Element location data
[BEGIN]
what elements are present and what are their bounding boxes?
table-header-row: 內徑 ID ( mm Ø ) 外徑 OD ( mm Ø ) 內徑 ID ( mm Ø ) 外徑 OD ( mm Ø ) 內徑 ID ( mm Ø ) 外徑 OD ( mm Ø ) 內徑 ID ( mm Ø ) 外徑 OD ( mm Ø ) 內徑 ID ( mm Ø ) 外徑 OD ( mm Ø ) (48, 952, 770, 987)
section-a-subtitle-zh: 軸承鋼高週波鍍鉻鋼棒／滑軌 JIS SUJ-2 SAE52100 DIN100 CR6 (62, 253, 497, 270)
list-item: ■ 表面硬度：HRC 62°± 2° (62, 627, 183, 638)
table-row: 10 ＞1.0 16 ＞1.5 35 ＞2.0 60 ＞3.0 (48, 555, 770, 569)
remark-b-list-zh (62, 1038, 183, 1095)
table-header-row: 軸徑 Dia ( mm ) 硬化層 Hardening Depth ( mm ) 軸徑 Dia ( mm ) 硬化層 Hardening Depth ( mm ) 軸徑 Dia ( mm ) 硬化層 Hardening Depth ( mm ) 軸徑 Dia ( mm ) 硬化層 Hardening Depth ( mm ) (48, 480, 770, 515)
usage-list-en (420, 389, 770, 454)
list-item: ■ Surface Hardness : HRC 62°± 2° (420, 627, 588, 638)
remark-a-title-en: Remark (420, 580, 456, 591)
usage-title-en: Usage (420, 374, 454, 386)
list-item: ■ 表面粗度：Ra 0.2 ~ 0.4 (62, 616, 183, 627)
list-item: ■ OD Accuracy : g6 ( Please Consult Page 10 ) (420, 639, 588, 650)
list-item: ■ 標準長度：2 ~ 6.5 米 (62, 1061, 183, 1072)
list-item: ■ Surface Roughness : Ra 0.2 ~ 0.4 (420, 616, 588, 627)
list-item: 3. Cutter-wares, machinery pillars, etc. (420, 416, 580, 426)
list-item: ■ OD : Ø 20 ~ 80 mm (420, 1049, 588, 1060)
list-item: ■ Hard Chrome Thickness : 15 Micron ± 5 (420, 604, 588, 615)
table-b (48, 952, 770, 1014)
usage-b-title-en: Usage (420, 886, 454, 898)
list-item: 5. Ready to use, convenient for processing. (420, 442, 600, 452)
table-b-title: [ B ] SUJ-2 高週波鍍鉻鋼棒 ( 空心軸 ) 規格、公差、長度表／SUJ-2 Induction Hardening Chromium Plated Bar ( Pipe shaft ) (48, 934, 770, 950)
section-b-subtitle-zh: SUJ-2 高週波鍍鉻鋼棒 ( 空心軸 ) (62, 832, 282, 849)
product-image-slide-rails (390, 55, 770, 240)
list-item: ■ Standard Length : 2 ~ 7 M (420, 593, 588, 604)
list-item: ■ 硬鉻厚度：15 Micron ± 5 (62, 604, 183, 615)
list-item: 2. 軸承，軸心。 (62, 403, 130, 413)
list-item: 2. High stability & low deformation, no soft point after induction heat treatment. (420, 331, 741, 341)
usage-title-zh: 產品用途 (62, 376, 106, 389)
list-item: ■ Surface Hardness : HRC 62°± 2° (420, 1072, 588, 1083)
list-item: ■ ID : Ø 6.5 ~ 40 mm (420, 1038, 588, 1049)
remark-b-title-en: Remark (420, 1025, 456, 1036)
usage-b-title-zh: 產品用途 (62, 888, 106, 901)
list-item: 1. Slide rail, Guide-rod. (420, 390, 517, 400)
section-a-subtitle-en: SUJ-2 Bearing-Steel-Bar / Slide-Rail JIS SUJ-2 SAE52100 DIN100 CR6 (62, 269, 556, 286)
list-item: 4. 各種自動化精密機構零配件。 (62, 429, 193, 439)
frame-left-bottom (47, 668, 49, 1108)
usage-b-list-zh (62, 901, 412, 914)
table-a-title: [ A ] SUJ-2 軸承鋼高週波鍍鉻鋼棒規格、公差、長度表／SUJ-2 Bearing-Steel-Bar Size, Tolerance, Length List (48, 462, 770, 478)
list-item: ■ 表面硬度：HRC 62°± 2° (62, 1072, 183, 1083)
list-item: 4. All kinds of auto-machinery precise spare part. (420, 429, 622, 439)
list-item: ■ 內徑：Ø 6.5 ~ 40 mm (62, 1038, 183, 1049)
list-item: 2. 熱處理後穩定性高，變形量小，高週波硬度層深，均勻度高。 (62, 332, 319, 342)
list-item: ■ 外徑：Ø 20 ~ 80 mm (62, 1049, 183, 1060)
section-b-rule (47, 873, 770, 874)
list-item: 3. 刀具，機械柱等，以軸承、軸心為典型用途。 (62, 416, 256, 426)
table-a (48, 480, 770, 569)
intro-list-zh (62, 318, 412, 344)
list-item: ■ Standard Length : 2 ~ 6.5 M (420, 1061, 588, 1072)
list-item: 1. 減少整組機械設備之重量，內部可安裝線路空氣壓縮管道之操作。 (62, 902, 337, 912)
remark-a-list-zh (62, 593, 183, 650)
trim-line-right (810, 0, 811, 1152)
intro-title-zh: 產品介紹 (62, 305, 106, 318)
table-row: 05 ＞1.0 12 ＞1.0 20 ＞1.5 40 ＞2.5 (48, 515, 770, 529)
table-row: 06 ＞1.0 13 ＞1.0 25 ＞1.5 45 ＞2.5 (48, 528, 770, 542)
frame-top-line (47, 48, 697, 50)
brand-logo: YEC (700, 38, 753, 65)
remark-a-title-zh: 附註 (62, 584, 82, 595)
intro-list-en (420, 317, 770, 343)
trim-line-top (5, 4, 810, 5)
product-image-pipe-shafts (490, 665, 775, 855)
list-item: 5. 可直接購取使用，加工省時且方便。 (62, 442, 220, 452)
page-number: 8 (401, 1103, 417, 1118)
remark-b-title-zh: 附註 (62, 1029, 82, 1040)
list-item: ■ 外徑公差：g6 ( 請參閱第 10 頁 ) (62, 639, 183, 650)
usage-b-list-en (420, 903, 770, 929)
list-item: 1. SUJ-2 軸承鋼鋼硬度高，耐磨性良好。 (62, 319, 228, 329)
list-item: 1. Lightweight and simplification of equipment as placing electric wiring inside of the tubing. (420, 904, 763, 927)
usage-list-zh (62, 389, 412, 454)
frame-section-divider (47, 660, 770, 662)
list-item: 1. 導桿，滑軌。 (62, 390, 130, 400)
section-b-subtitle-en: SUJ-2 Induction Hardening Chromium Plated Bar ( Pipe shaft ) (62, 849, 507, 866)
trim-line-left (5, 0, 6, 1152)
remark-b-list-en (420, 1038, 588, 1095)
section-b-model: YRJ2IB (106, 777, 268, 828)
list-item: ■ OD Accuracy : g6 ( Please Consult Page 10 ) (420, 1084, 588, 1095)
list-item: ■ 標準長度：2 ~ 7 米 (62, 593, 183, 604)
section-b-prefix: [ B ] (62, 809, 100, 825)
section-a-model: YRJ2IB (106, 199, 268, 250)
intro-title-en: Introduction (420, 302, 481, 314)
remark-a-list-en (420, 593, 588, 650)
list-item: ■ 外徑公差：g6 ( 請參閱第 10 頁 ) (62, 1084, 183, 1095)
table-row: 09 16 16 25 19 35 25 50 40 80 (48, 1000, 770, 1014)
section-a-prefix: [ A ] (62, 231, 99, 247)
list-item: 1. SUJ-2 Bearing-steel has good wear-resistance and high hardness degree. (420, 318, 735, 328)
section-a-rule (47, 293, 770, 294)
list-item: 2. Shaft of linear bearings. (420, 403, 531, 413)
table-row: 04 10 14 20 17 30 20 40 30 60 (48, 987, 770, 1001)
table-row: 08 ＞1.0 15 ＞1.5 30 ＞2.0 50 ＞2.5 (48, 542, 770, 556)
[END]
◆ GIVEN REQUEST
Reproduce all of the rows above word for word, changing nothing.

◆ EXPECTED ANSWER
what elements are present and what are their bounding boxes?
table-header-row: 內徑 ID ( mm Ø ) 外徑 OD ( mm Ø ) 內徑 ID ( mm Ø ) 外徑 OD ( mm Ø ) 內徑 ID ( mm Ø ) 外徑 OD ( mm Ø ) 內徑 ID ( mm Ø ) 外徑 OD ( mm Ø ) 內徑 ID ( mm Ø ) 外徑 OD ( mm Ø ) (48, 952, 770, 987)
section-a-subtitle-zh: 軸承鋼高週波鍍鉻鋼棒／滑軌 JIS SUJ-2 SAE52100 DIN100 CR6 (62, 253, 497, 270)
list-item: ■ 表面硬度：HRC 62°± 2° (62, 627, 183, 638)
table-row: 10 ＞1.0 16 ＞1.5 35 ＞2.0 60 ＞3.0 (48, 555, 770, 569)
remark-b-list-zh (62, 1038, 183, 1095)
table-header-row: 軸徑 Dia ( mm ) 硬化層 Hardening Depth ( mm ) 軸徑 Dia ( mm ) 硬化層 Hardening Depth ( mm ) 軸徑 Dia ( mm ) 硬化層 Hardening Depth ( mm ) 軸徑 Dia ( mm ) 硬化層 Hardening Depth ( mm ) (48, 480, 770, 515)
usage-list-en (420, 389, 770, 454)
list-item: ■ Surface Hardness : HRC 62°± 2° (420, 627, 588, 638)
remark-a-title-en: Remark (420, 580, 456, 591)
usage-title-en: Usage (420, 374, 454, 386)
list-item: ■ 表面粗度：Ra 0.2 ~ 0.4 (62, 616, 183, 627)
list-item: ■ OD Accuracy : g6 ( Please Consult Page 10 ) (420, 639, 588, 650)
list-item: ■ 標準長度：2 ~ 6.5 米 (62, 1061, 183, 1072)
list-item: ■ Surface Roughness : Ra 0.2 ~ 0.4 (420, 616, 588, 627)
list-item: 3. Cutter-wares, machinery pillars, etc. (420, 416, 580, 426)
list-item: ■ OD : Ø 20 ~ 80 mm (420, 1049, 588, 1060)
list-item: ■ Hard Chrome Thickness : 15 Micron ± 5 (420, 604, 588, 615)
table-b (48, 952, 770, 1014)
usage-b-title-en: Usage (420, 886, 454, 898)
list-item: 5. Ready to use, convenient for processing. (420, 442, 600, 452)
table-b-title: [ B ] SUJ-2 高週波鍍鉻鋼棒 ( 空心軸 ) 規格、公差、長度表／SUJ-2 Induction Hardening Chromium Plated Bar ( Pipe shaft ) (48, 934, 770, 950)
section-b-subtitle-zh: SUJ-2 高週波鍍鉻鋼棒 ( 空心軸 ) (62, 832, 282, 849)
product-image-slide-rails (390, 55, 770, 240)
list-item: ■ Standard Length : 2 ~ 7 M (420, 593, 588, 604)
list-item: ■ 硬鉻厚度：15 Micron ± 5 (62, 604, 183, 615)
list-item: 2. 軸承，軸心。 (62, 403, 130, 413)
list-item: 2. High stability & low deformation, no soft point after induction heat treatment. (420, 331, 741, 341)
usage-title-zh: 產品用途 (62, 376, 106, 389)
list-item: ■ Surface Hardness : HRC 62°± 2° (420, 1072, 588, 1083)
list-item: ■ ID : Ø 6.5 ~ 40 mm (420, 1038, 588, 1049)
remark-b-title-en: Remark (420, 1025, 456, 1036)
usage-b-title-zh: 產品用途 (62, 888, 106, 901)
list-item: 1. Slide rail, Guide-rod. (420, 390, 517, 400)
section-a-subtitle-en: SUJ-2 Bearing-Steel-Bar / Slide-Rail JIS SUJ-2 SAE52100 DIN100 CR6 (62, 269, 556, 286)
list-item: 4. 各種自動化精密機構零配件。 (62, 429, 193, 439)
frame-left-bottom (47, 668, 49, 1108)
usage-b-list-zh (62, 901, 412, 914)
table-a-title: [ A ] SUJ-2 軸承鋼高週波鍍鉻鋼棒規格、公差、長度表／SUJ-2 Bearing-Steel-Bar Size, Tolerance, Length List (48, 462, 770, 478)
list-item: ■ 表面硬度：HRC 62°± 2° (62, 1072, 183, 1083)
list-item: 4. All kinds of auto-machinery precise spare part. (420, 429, 622, 439)
list-item: ■ 內徑：Ø 6.5 ~ 40 mm (62, 1038, 183, 1049)
list-item: 2. 熱處理後穩定性高，變形量小，高週波硬度層深，均勻度高。 (62, 332, 319, 342)
list-item: ■ 外徑：Ø 20 ~ 80 mm (62, 1049, 183, 1060)
section-b-rule (47, 873, 770, 874)
list-item: 3. 刀具，機械柱等，以軸承、軸心為典型用途。 (62, 416, 256, 426)
table-a (48, 480, 770, 569)
intro-list-zh (62, 318, 412, 344)
list-item: ■ Standard Length : 2 ~ 6.5 M (420, 1061, 588, 1072)
list-item: 1. 減少整組機械設備之重量，內部可安裝線路空氣壓縮管道之操作。 (62, 902, 337, 912)
remark-a-list-zh (62, 593, 183, 650)
trim-line-right (810, 0, 811, 1152)
intro-title-zh: 產品介紹 (62, 305, 106, 318)
table-row: 05 ＞1.0 12 ＞1.0 20 ＞1.5 40 ＞2.5 (48, 515, 770, 529)
table-row: 06 ＞1.0 13 ＞1.0 25 ＞1.5 45 ＞2.5 (48, 528, 770, 542)
frame-top-line (47, 48, 697, 50)
brand-logo: YEC (700, 38, 753, 65)
remark-a-title-zh: 附註 (62, 584, 82, 595)
intro-list-en (420, 317, 770, 343)
trim-line-top (5, 4, 810, 5)
product-image-pipe-shafts (490, 665, 775, 855)
list-item: 5. 可直接購取使用，加工省時且方便。 (62, 442, 220, 452)
page-number: 8 (401, 1103, 417, 1118)
remark-b-title-zh: 附註 (62, 1029, 82, 1040)
list-item: ■ 外徑公差：g6 ( 請參閱第 10 頁 ) (62, 639, 183, 650)
usage-b-list-en (420, 903, 770, 929)
list-item: 1. SUJ-2 軸承鋼鋼硬度高，耐磨性良好。 (62, 319, 228, 329)
list-item: 1. Lightweight and simplification of equipment as placing electric wiring inside of the tubing. (420, 904, 763, 927)
usage-list-zh (62, 389, 412, 454)
frame-section-divider (47, 660, 770, 662)
list-item: 1. 導桿，滑軌。 (62, 390, 130, 400)
section-b-subtitle-en: SUJ-2 Induction Hardening Chromium Plated Bar ( Pipe shaft ) (62, 849, 507, 866)
trim-line-left (5, 0, 6, 1152)
remark-b-list-en (420, 1038, 588, 1095)
section-b-model: YRJ2IB (106, 777, 268, 828)
list-item: ■ OD Accuracy : g6 ( Please Consult Page 10 ) (420, 1084, 588, 1095)
list-item: ■ 標準長度：2 ~ 7 米 (62, 593, 183, 604)
section-b-prefix: [ B ] (62, 809, 100, 825)
section-a-model: YRJ2IB (106, 199, 268, 250)
intro-title-en: Introduction (420, 302, 481, 314)
remark-a-list-en (420, 593, 588, 650)
list-item: ■ 外徑公差：g6 ( 請參閱第 10 頁 ) (62, 1084, 183, 1095)
table-row: 09 16 16 25 19 35 25 50 40 80 (48, 1000, 770, 1014)
section-a-prefix: [ A ] (62, 231, 99, 247)
list-item: 1. SUJ-2 Bearing-steel has good wear-resistance and high hardness degree. (420, 318, 735, 328)
section-a-rule (47, 293, 770, 294)
list-item: 2. Shaft of linear bearings. (420, 403, 531, 413)
table-row: 04 10 14 20 17 30 20 40 30 60 (48, 987, 770, 1001)
table-row: 08 ＞1.0 15 ＞1.5 30 ＞2.0 50 ＞2.5 (48, 542, 770, 556)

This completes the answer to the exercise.